Data for the task.
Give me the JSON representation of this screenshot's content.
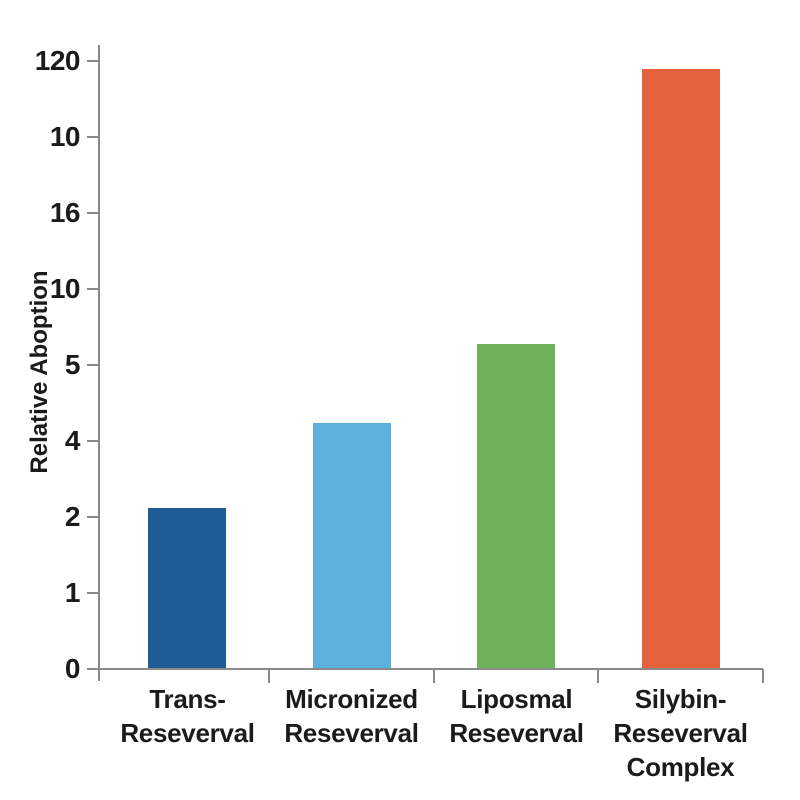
{
  "chart_data": {
    "type": "bar",
    "title": "",
    "xlabel": "",
    "ylabel": "Relative Aboption",
    "categories": [
      "Trans-\nReseverval",
      "Micronized\nReseverval",
      "Liposmal\nReseverval",
      "Silybin-\nReseverval\nComplex"
    ],
    "values_in_tick_units": [
      2.12,
      3.24,
      4.28,
      7.9
    ],
    "values_as_read_from_axis": [
      "2.1",
      "4.2",
      "5.2",
      "115"
    ],
    "y_tick_labels_bottom_to_top": [
      "0",
      "1",
      "2",
      "4",
      "5",
      "10",
      "16",
      "10",
      "120"
    ],
    "bar_colors": [
      "#1e5b97",
      "#5bb1db",
      "#70b25b",
      "#e5613c"
    ],
    "axis_color": "#8a8a8a",
    "text_color": "#1b1b1b",
    "background": "#ffffff",
    "grid": false,
    "legend": false
  }
}
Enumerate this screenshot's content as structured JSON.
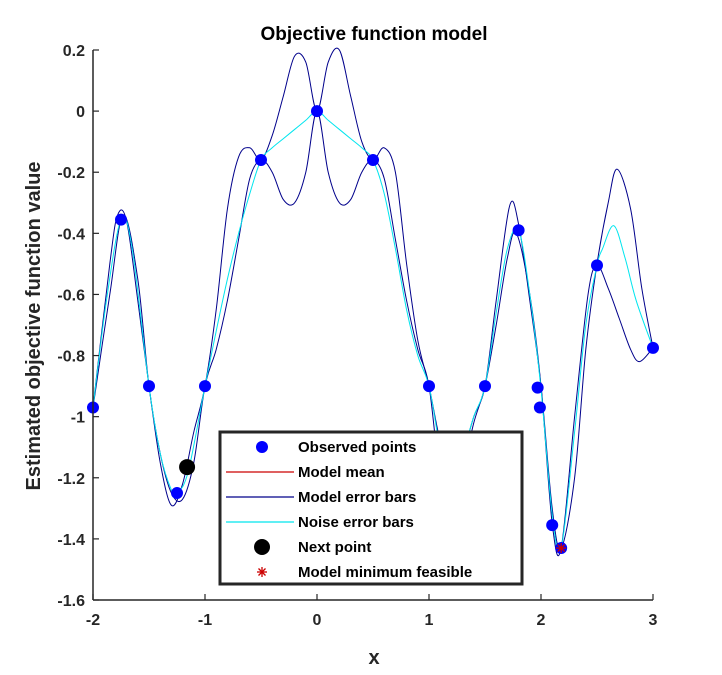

Requirement.
Output every entry word for word, but omit the pictures.

Solution for this task.
Give me the JSON representation of this screenshot's content.
{
  "chart_data": {
    "type": "bar",
    "title": "",
    "xlabel": "",
    "ylabel": "Relative Aboption",
    "categories": [
      "Trans-\nReseverval",
      "Micronized\nReseverval",
      "Liposmal\nReseverval",
      "Silybin-\nReseverval\nComplex"
    ],
    "values_in_tick_units": [
      2.12,
      3.24,
      4.28,
      7.9
    ],
    "values_as_read_from_axis": [
      "2.1",
      "4.2",
      "5.2",
      "115"
    ],
    "y_tick_labels_bottom_to_top": [
      "0",
      "1",
      "2",
      "4",
      "5",
      "10",
      "16",
      "10",
      "120"
    ],
    "bar_colors": [
      "#1e5b97",
      "#5bb1db",
      "#70b25b",
      "#e5613c"
    ],
    "axis_color": "#8a8a8a",
    "text_color": "#1b1b1b",
    "background": "#ffffff",
    "grid": false,
    "legend": false
  }
}
Enumerate this screenshot's content as structured JSON.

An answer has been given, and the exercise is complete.